Copy out the RFC 3168 passage below word for word, keeping every line as it appears.

▶ [Selected passage]
•••••

Ramakrishnan, et al.        Standards Track                     [Page 4]

RFC 3168               The Addition of ECN to IP          September 2001


  There exist some middleboxes (firewalls, load balancers, or intrusion
  detection systems) in the Internet that either drop a TCP SYN packet
  configured to negotiate ECN, or respond with a RST.  This document
  specifies procedures that TCP implementations may use to provide
  robust connectivity even in the presence of such equipment.

2.  Conventions and Acronyms

  The keywords MUST, MUST NOT, REQUIRED, SHALL, SHALL NOT, SHOULD,
  SHOULD NOT, RECOMMENDED, MAY, and OPTIONAL, when they appear in this
  document, are to be interpreted as described in [RFC2119].

3.  Assumptions and General Principles

  In this section, we describe some of the important design principles
  and assumptions that guided the design choices in this proposal.

     * Because ECN is likely to be adopted gradually, accommodating
       migration is essential. Some routers may still only drop packets
       to indicate congestion, and some end-systems may not be ECN-
       capable. The most viable strategy is one that accommodates
       incremental deployment without having to resort to "islands" of
       ECN-capable and non-ECN-capable environments.

•••••

▶ [Excerpts from a layout annotation set]
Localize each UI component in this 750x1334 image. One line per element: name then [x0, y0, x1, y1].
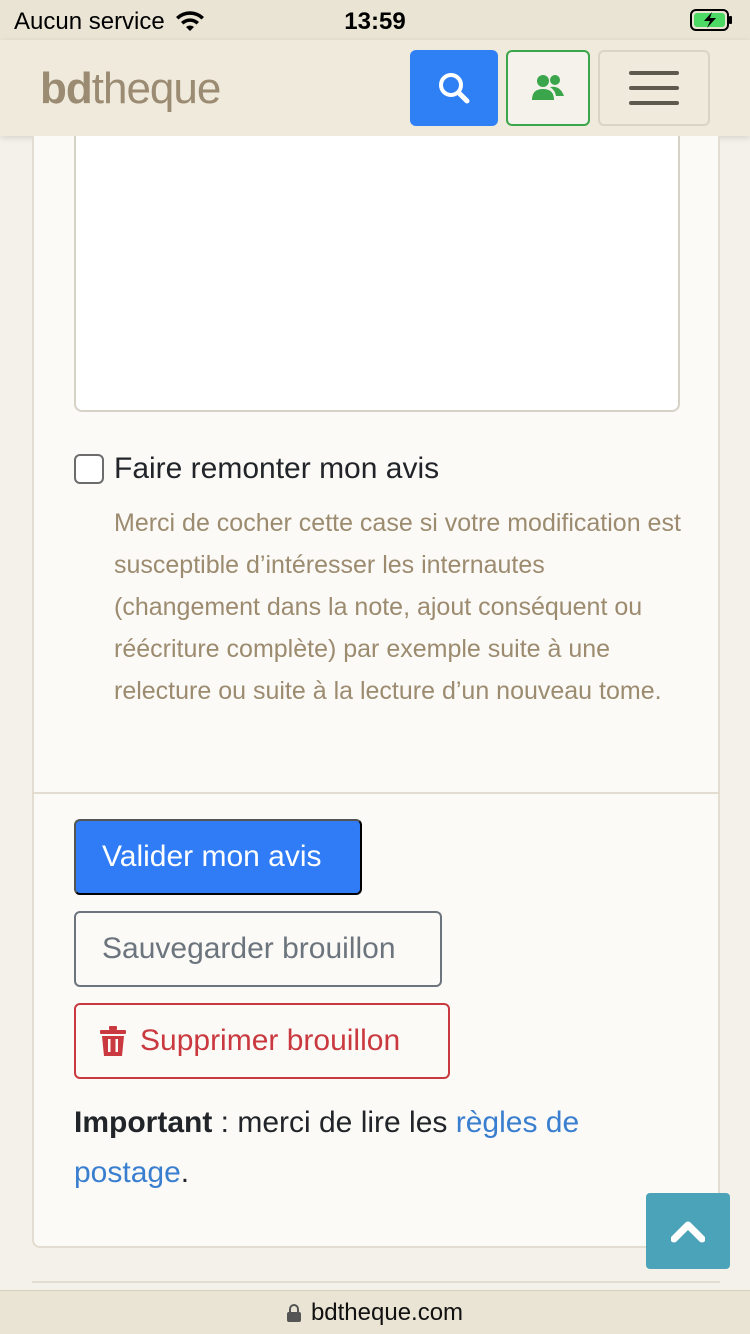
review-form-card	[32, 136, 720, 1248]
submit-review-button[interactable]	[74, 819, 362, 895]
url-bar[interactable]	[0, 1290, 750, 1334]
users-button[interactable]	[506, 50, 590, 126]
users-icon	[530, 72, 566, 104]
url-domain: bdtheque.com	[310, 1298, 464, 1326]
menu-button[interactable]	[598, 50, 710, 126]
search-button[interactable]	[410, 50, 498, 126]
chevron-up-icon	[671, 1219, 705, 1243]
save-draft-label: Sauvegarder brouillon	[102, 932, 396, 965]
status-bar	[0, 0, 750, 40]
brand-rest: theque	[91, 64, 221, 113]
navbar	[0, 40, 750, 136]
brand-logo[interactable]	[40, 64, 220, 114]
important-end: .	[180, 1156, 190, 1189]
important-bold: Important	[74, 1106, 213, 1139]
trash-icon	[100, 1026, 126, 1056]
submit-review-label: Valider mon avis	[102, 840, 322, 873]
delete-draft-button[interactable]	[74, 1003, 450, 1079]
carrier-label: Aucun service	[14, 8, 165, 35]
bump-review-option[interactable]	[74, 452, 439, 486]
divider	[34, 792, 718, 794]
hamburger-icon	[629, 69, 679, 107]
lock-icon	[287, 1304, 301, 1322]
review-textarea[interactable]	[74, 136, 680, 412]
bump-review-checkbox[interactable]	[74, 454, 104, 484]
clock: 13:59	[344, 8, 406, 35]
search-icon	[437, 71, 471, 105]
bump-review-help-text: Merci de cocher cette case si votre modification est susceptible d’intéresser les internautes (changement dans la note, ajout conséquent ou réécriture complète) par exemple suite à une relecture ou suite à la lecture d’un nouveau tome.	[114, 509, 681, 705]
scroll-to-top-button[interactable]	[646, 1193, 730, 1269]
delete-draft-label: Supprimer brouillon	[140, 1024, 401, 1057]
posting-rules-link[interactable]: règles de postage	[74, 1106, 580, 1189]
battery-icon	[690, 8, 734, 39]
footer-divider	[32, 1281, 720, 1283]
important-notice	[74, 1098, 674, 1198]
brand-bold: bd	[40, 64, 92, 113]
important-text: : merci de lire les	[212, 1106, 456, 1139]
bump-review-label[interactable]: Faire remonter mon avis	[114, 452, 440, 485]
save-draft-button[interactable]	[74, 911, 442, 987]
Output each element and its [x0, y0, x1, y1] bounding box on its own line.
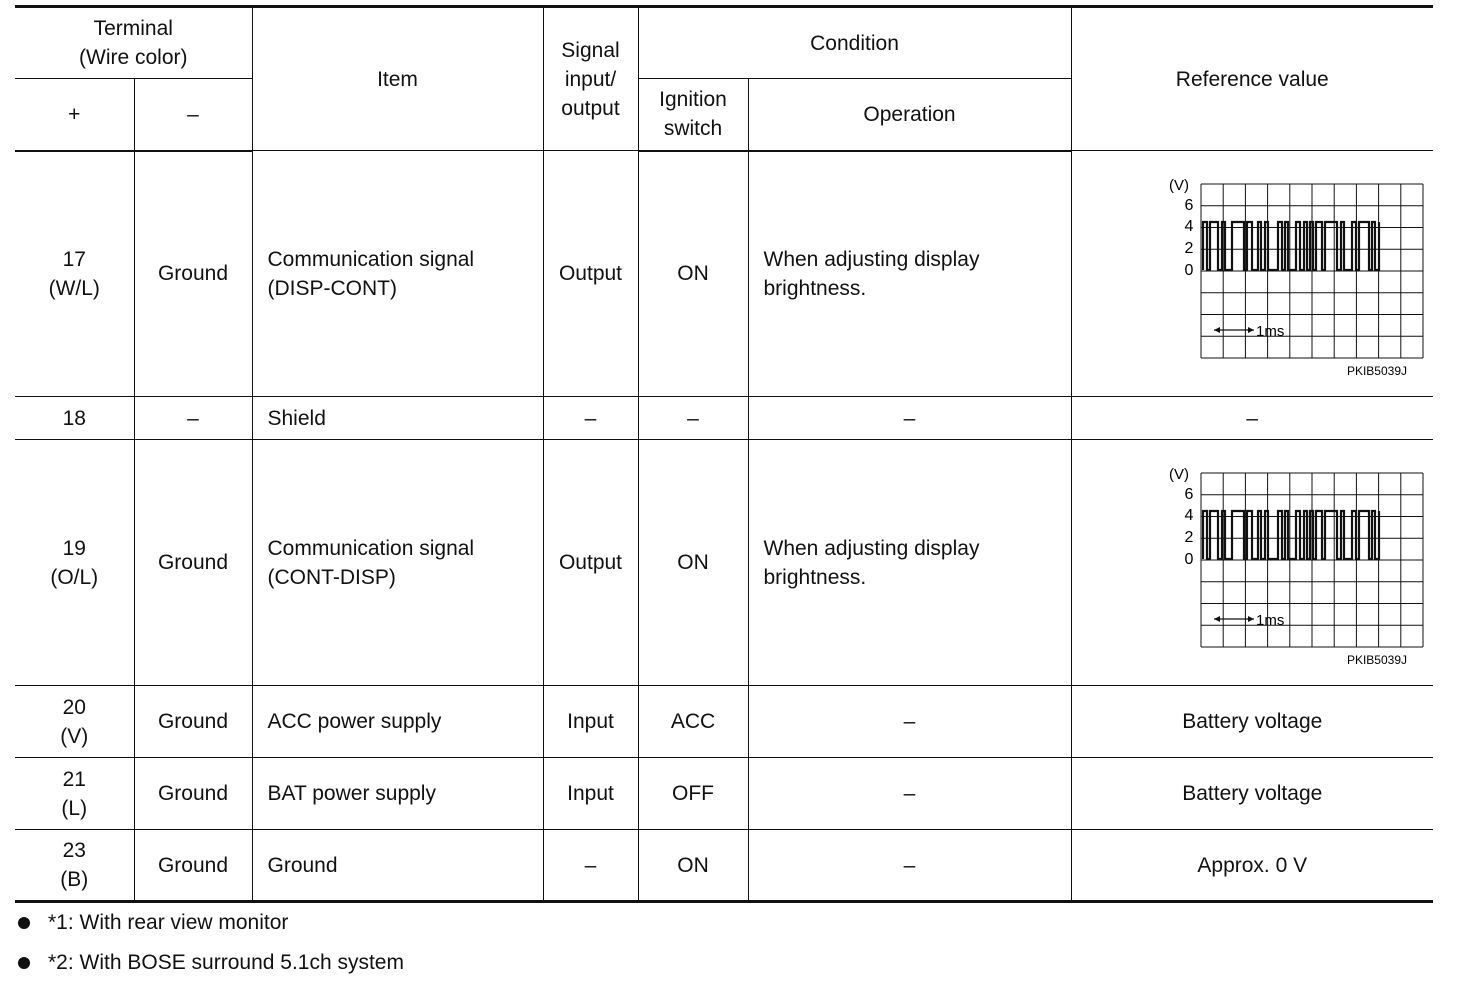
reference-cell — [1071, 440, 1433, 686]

•••••

▶ [Result of this exercise]
Ramakrishnan, et al.        Standards Track                     [Page 4]

RFC 3168               The Addition of ECN to IP          September 2001


  There exist some middleboxes (firewalls, load balancers, or intrusion
  detection systems) in the Internet that either drop a TCP SYN packet
  configured to negotiate ECN, or respond with a RST.  This document
  specifies procedures that TCP implementations may use to provide
  robust connectivity even in the presence of such equipment.

2.  Conventions and Acronyms

  The keywords MUST, MUST NOT, REQUIRED, SHALL, SHALL NOT, SHOULD,
  SHOULD NOT, RECOMMENDED, MAY, and OPTIONAL, when they appear in this
  document, are to be interpreted as described in [RFC2119].

3.  Assumptions and General Principles

  In this section, we describe some of the important design principles
  and assumptions that guided the design choices in this proposal.

     * Because ECN is likely to be adopted gradually, accommodating
       migration is essential. Some routers may still only drop packets
       to indicate congestion, and some end-systems may not be ECN-
       capable. The most viable strategy is one that accommodates
       incremental deployment without having to resort to "islands" of
       ECN-capable and non-ECN-capable environments.